What to work on -
Edit the listing starting at its first line and ending at the line that contains "step-crystal-structure-box: [24, 47, 1044, 164]", replacing "bullet-dot" with "bullet-marker" wherever it appears and leaving everything else unchanged.

++++ Given information

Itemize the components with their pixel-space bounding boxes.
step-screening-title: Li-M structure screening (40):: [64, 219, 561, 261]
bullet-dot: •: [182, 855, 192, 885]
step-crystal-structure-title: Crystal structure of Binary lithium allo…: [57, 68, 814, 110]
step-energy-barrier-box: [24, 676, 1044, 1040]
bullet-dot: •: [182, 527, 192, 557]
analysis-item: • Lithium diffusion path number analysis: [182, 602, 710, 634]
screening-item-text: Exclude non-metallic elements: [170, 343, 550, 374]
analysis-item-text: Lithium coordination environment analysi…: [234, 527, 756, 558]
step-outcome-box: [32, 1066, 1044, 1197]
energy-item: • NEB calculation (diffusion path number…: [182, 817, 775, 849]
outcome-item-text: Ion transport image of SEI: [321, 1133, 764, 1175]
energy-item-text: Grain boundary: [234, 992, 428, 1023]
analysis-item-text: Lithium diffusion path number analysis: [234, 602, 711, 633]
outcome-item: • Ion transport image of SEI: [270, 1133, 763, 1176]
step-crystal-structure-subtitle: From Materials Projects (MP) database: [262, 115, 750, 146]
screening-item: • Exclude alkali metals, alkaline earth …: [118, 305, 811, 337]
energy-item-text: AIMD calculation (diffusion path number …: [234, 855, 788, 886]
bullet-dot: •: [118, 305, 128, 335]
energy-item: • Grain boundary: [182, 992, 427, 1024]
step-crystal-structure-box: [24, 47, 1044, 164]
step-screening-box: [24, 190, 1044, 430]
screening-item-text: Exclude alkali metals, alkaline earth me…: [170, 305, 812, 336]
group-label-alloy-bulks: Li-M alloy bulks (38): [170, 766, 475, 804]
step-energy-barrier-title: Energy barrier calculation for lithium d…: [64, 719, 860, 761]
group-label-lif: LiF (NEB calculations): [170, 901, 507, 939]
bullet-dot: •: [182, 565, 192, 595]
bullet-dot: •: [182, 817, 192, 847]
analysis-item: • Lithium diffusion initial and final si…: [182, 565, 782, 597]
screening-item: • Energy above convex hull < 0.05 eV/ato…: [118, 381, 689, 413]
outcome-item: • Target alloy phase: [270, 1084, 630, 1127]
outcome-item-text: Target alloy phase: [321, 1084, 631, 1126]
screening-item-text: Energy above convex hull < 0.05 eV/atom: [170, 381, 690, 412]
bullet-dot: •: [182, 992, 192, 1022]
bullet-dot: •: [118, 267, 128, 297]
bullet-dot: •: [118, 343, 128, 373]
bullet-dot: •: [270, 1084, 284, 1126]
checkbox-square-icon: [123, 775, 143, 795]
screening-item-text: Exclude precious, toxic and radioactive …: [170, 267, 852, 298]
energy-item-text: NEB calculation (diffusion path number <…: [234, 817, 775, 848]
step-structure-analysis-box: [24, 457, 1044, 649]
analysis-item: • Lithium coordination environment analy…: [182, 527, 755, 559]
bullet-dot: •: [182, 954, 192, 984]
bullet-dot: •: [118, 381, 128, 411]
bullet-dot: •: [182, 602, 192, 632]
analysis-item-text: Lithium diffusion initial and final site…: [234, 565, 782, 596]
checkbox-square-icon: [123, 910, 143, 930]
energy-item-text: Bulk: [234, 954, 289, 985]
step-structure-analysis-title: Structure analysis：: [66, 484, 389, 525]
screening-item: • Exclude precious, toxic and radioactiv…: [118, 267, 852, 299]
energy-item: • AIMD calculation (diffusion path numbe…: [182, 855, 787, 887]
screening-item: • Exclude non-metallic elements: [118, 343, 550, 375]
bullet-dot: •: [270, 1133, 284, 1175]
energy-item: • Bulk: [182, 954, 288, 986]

++++++++

Exercise solution -
Itemize the components with their pixel-space bounding boxes.
step-screening-title: Li-M structure screening (40):: [64, 219, 561, 261]
bullet-marker: •: [182, 855, 192, 885]
step-crystal-structure-title: Crystal structure of Binary lithium allo…: [57, 68, 814, 110]
step-energy-barrier-box: [24, 676, 1044, 1040]
bullet-marker: •: [182, 527, 192, 557]
analysis-item: • Lithium diffusion path number analysis: [182, 602, 710, 634]
screening-item-text: Exclude non-metallic elements: [170, 343, 550, 374]
analysis-item-text: Lithium coordination environment analysi…: [234, 527, 756, 558]
step-outcome-box: [32, 1066, 1044, 1197]
energy-item: • NEB calculation (diffusion path number…: [182, 817, 775, 849]
outcome-item-text: Ion transport image of SEI: [321, 1133, 764, 1175]
energy-item-text: Grain boundary: [234, 992, 428, 1023]
analysis-item-text: Lithium diffusion path number analysis: [234, 602, 711, 633]
outcome-item: • Ion transport image of SEI: [270, 1133, 763, 1176]
step-crystal-structure-subtitle: From Materials Projects (MP) database: [262, 115, 750, 146]
screening-item: • Exclude alkali metals, alkaline earth …: [118, 305, 811, 337]
energy-item-text: AIMD calculation (diffusion path number …: [234, 855, 788, 886]
bullet-marker: •: [118, 305, 128, 335]
energy-item: • Grain boundary: [182, 992, 427, 1024]
step-crystal-structure-box: [24, 47, 1044, 164]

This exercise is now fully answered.